Answer with a single number: the count of lines that include the string "відхиляється".
>> Begin Records shown
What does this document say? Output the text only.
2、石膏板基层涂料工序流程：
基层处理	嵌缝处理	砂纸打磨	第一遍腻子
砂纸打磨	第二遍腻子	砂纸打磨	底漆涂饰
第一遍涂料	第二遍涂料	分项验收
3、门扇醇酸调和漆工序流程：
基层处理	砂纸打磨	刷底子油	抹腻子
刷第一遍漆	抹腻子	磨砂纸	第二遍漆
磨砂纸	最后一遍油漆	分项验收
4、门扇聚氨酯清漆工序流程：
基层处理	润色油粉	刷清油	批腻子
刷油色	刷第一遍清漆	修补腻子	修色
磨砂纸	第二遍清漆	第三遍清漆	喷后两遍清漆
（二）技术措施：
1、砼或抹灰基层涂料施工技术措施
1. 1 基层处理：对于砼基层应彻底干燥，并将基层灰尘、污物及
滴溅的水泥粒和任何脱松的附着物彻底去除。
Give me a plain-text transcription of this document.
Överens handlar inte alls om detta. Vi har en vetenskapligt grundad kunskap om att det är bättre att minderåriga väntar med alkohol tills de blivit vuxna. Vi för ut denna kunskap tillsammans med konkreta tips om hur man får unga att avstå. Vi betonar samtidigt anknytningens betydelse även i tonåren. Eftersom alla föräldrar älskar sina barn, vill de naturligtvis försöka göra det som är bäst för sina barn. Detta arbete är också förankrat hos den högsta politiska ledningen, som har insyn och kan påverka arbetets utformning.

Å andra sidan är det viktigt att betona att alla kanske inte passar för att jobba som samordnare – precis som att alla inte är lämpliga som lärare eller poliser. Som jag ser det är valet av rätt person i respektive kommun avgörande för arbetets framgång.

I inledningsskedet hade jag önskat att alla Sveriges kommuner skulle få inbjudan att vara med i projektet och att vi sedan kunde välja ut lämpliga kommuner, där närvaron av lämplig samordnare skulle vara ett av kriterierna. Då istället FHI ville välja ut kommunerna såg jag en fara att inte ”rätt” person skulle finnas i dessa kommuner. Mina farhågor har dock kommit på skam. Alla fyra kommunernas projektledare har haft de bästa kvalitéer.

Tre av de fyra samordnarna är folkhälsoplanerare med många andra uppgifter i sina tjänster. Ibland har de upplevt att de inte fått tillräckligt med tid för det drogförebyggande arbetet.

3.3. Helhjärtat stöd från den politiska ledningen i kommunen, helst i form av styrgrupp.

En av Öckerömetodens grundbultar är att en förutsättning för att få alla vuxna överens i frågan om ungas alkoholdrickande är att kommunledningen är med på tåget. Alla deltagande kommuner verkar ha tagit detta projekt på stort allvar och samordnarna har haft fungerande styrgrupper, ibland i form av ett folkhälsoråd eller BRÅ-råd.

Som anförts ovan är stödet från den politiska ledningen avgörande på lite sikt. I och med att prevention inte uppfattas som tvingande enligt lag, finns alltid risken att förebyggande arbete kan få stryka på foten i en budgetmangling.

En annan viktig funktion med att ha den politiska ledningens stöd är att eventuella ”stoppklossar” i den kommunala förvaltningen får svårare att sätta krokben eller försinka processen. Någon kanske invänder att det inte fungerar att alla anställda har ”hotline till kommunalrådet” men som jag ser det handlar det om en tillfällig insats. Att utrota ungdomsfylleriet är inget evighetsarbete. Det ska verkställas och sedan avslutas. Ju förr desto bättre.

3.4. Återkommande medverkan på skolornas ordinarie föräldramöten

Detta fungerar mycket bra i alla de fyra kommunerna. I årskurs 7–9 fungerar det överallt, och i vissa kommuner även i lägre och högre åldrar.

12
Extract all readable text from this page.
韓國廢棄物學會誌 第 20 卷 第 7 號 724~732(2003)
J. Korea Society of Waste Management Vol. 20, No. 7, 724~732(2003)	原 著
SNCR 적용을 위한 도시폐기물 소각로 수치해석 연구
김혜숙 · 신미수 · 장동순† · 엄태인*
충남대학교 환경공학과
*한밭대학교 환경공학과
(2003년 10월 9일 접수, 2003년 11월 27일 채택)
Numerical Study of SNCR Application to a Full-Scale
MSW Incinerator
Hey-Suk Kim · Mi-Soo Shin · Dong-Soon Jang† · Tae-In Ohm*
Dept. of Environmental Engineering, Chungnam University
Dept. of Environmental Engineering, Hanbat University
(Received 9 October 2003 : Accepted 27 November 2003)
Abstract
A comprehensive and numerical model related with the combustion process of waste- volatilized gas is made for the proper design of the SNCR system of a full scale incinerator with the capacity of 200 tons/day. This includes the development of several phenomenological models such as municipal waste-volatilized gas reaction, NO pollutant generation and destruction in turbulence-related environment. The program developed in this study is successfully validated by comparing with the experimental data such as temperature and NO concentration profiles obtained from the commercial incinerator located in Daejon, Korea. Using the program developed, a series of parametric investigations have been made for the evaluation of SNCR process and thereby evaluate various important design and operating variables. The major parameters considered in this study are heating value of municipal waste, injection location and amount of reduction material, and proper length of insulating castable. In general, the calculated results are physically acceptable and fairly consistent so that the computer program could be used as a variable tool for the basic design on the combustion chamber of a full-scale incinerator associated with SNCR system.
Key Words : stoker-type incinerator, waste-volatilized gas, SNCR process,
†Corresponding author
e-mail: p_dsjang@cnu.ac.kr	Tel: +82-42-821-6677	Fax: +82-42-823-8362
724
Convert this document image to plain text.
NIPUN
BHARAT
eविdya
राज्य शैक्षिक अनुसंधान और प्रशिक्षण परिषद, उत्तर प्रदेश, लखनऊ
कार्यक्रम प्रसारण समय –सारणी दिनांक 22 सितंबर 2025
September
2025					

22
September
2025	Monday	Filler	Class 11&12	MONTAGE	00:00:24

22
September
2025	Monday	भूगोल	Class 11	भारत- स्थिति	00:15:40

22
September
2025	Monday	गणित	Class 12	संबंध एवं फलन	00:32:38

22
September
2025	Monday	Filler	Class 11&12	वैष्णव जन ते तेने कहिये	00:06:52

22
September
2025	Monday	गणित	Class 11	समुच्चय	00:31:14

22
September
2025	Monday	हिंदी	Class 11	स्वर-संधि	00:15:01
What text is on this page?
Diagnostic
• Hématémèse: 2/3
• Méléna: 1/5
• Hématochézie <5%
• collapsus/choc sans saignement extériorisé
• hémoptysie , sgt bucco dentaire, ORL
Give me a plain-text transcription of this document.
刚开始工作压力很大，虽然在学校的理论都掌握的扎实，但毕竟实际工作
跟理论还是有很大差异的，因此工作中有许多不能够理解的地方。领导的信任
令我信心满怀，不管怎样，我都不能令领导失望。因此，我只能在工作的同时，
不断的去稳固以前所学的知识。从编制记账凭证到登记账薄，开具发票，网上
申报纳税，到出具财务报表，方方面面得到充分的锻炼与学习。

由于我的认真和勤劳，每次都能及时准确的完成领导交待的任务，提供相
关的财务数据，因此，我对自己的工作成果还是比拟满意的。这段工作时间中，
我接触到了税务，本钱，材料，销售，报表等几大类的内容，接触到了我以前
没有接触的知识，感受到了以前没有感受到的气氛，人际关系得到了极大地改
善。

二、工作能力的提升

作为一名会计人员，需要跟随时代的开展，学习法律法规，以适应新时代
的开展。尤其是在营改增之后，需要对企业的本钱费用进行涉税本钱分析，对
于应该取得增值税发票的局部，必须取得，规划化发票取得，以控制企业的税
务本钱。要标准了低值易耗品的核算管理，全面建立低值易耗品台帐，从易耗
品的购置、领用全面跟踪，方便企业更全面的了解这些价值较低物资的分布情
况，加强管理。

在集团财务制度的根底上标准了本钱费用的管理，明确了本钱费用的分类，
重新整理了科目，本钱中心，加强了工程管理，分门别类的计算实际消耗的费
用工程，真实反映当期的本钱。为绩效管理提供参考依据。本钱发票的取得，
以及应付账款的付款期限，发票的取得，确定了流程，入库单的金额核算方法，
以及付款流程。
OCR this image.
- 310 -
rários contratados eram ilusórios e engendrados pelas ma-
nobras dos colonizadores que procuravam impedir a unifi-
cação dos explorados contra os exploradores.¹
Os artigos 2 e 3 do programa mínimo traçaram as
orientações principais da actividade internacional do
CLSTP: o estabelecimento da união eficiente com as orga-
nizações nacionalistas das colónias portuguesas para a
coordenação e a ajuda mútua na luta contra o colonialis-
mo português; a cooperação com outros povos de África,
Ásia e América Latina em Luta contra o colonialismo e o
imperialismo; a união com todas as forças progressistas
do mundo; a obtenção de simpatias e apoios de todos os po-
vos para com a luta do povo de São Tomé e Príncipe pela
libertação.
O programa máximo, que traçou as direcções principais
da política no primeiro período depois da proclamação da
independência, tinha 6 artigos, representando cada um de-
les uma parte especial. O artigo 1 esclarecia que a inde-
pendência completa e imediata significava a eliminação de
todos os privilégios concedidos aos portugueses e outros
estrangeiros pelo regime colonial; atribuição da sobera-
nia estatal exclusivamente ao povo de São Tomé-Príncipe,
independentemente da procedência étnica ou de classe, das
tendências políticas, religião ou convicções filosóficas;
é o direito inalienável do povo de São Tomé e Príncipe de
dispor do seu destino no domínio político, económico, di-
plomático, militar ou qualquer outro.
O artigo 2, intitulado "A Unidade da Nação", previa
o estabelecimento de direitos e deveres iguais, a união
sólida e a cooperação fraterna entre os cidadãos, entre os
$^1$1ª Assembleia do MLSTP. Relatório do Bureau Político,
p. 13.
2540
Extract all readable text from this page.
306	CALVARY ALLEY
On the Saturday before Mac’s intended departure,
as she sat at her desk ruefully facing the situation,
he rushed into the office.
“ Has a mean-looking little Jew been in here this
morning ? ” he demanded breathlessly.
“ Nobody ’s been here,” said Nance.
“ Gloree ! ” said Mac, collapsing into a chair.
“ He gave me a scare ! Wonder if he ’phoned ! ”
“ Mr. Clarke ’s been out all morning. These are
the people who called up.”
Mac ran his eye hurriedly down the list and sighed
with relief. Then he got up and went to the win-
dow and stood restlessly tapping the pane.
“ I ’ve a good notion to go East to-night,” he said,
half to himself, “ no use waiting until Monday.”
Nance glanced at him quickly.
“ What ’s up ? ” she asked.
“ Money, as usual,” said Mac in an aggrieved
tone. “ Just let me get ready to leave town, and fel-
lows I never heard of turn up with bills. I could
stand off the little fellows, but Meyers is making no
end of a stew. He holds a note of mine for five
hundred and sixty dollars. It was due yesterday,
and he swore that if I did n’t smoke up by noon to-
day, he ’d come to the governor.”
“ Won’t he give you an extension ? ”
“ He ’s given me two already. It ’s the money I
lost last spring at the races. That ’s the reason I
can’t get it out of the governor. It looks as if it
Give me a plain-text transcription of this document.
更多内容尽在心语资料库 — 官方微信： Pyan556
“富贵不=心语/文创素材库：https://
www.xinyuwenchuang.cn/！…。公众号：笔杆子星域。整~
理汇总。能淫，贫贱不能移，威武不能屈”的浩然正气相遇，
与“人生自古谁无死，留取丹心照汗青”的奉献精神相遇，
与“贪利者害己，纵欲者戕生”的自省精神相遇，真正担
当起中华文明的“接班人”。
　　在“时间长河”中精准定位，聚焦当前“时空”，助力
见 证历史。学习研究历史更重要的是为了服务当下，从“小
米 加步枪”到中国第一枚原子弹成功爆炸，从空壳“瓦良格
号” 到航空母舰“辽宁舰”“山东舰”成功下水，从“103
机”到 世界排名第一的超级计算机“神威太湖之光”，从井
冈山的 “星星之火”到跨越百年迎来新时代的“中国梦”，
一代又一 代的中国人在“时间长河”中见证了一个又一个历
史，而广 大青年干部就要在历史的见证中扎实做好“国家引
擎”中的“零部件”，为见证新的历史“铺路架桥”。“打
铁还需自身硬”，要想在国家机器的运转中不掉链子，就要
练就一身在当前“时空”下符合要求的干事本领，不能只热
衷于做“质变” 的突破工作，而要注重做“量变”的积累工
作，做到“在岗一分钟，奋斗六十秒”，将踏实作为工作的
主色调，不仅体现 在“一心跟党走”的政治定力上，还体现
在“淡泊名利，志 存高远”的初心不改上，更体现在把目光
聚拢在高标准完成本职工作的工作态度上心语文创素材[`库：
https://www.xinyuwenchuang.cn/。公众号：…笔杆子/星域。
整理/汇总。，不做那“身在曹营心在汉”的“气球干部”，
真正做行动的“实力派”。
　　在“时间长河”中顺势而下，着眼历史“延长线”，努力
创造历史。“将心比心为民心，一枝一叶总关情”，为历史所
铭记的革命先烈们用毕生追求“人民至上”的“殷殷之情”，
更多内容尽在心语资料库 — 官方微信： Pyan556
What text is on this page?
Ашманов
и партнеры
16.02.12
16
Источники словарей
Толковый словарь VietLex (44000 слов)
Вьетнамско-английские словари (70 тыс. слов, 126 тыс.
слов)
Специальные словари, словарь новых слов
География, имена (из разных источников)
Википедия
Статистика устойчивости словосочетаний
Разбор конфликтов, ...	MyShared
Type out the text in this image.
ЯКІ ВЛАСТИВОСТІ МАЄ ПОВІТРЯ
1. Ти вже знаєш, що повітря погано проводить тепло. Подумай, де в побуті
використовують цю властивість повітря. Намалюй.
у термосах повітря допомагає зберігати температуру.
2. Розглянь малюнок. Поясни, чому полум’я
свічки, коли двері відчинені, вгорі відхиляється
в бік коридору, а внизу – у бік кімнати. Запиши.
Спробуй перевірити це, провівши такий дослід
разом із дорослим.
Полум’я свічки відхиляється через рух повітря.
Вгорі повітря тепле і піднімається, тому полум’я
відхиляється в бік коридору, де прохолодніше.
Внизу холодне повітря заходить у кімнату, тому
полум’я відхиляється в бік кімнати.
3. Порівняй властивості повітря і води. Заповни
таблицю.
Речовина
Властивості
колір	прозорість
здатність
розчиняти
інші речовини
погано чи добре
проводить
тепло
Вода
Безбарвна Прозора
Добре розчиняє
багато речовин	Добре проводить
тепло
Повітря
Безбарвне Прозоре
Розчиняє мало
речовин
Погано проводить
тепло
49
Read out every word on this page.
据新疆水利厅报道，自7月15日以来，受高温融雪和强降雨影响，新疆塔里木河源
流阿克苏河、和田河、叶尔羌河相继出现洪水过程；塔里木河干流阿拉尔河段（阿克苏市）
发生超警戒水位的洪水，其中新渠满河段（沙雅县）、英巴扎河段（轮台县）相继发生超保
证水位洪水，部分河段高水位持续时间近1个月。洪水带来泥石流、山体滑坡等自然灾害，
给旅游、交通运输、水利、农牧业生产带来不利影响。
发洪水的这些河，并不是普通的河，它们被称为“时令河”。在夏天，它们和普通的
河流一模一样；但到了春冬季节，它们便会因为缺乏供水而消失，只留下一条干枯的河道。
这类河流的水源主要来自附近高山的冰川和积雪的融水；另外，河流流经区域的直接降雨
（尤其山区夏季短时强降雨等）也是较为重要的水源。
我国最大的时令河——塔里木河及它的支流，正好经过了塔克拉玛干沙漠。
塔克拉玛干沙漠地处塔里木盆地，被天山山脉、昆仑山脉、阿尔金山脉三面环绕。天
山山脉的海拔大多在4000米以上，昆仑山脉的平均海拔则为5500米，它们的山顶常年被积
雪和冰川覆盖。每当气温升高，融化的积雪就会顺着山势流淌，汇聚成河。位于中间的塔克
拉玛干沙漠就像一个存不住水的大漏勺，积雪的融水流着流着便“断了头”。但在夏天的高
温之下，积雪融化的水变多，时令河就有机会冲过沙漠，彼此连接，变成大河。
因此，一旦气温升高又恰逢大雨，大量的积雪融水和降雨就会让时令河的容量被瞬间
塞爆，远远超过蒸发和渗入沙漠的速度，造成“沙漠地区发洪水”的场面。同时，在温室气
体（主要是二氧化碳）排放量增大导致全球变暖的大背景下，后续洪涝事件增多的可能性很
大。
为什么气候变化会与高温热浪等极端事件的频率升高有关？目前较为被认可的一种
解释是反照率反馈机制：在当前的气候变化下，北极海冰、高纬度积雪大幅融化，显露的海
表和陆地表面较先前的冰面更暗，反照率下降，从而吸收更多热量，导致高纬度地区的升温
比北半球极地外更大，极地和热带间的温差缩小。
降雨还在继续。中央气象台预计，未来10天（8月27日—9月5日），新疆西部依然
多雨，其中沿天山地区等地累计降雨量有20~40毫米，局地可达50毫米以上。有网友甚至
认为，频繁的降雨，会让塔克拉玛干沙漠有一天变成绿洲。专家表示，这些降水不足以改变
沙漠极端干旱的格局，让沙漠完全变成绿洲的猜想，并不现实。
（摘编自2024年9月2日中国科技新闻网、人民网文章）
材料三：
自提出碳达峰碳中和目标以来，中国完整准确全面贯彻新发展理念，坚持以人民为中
>> End Records shown
* [Answer to this exercise]: 4